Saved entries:
————
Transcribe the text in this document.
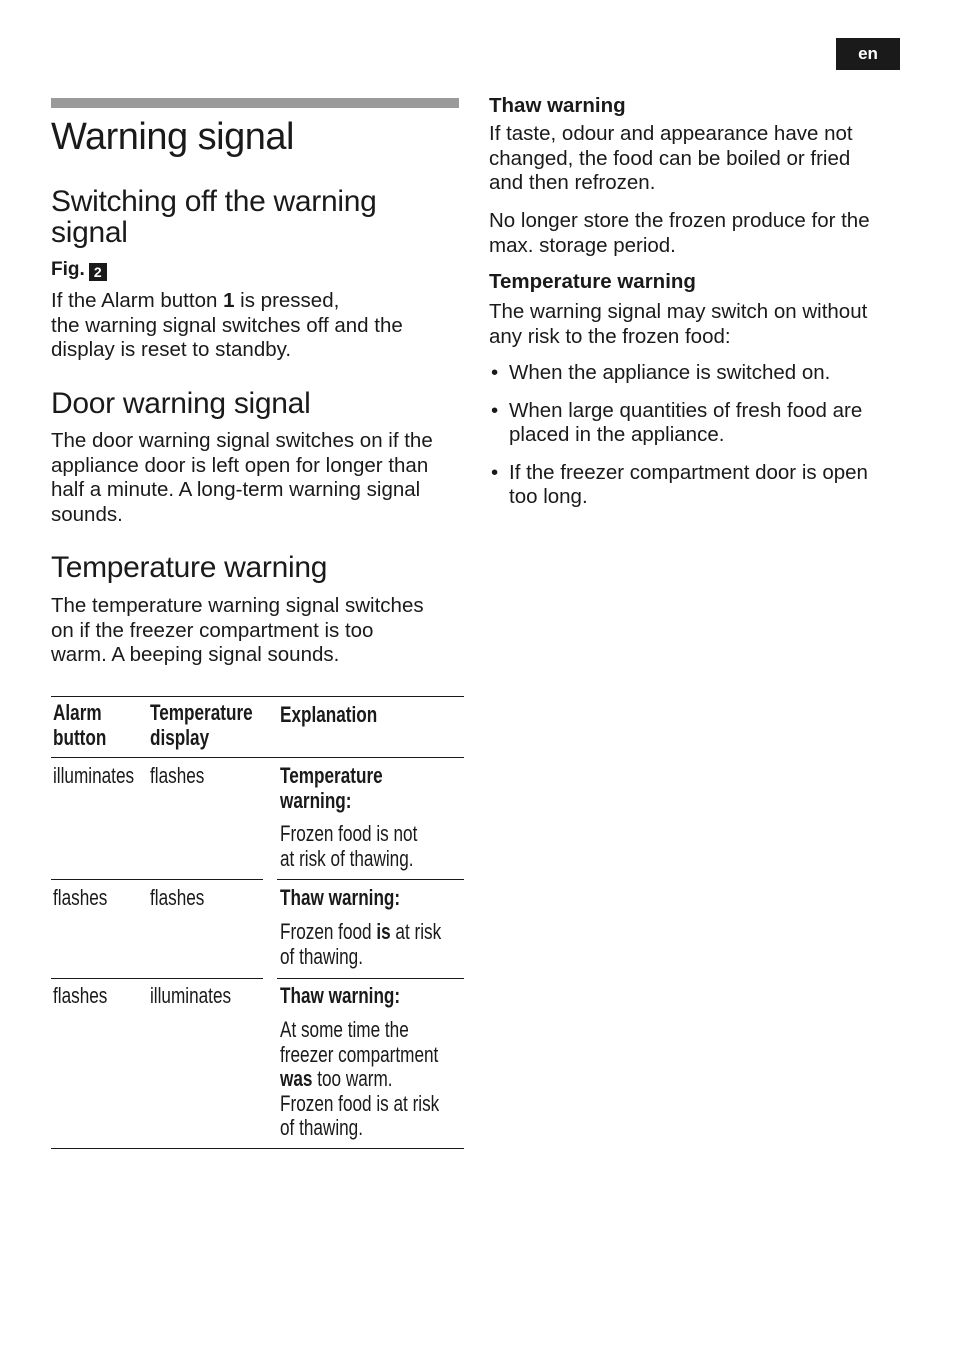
en
Warning signal
Switching off the warning signal
Fig. 2
If the Alarm button 1 is pressed,
the warning signal switches off and the
display is reset to standby.
Door warning signal
The door warning signal switches on if the
appliance door is left open for longer than
half a minute. A long-term warning signal
sounds.
Temperature warning
The temperature warning signal switches
on if the freezer compartment is too
warm. A beeping signal sounds.
Alarm
button
Temperature
display
Explanation
illuminates flashes	Temperature
warning:
Frozen food is not
at risk of thawing.
flashes flashes	Thaw warning:
Frozen food is at risk
of thawing.
flashes illuminates Thaw warning:
At some time the
freezer compartment
was too warm.
Frozen food is at risk
of thawing.
Thaw warning
If taste, odour and appearance have not
changed, the food can be boiled or fried
and then refrozen.
No longer store the frozen produce for the
max. storage period.
Temperature warning
The warning signal may switch on without
any risk to the frozen food:
• When the appliance is switched on.
• When large quantities of fresh food are
placed in the appliance.
• If the freezer compartment door is open
too long.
————
What you should do |
All of the records need repeating exactly, except for the pictures.

Result of this exercise |
Transcribe the text in this document.
en
Warning signal
Switching off the warning signal
Fig. 2
If the Alarm button 1 is pressed,
the warning signal switches off and the
display is reset to standby.
Door warning signal
The door warning signal switches on if the
appliance door is left open for longer than
half a minute. A long-term warning signal
sounds.
Temperature warning
The temperature warning signal switches
on if the freezer compartment is too
warm. A beeping signal sounds.
Alarm
button
Temperature
display
Explanation
illuminates flashes	Temperature
warning:
Frozen food is not
at risk of thawing.
flashes flashes	Thaw warning:
Frozen food is at risk
of thawing.
flashes illuminates Thaw warning:
At some time the
freezer compartment
was too warm.
Frozen food is at risk
of thawing.
Thaw warning
If taste, odour and appearance have not
changed, the food can be boiled or fried
and then refrozen.
No longer store the frozen produce for the
max. storage period.
Temperature warning
The warning signal may switch on without
any risk to the frozen food:
• When the appliance is switched on.
• When large quantities of fresh food are
placed in the appliance.
• If the freezer compartment door is open
too long.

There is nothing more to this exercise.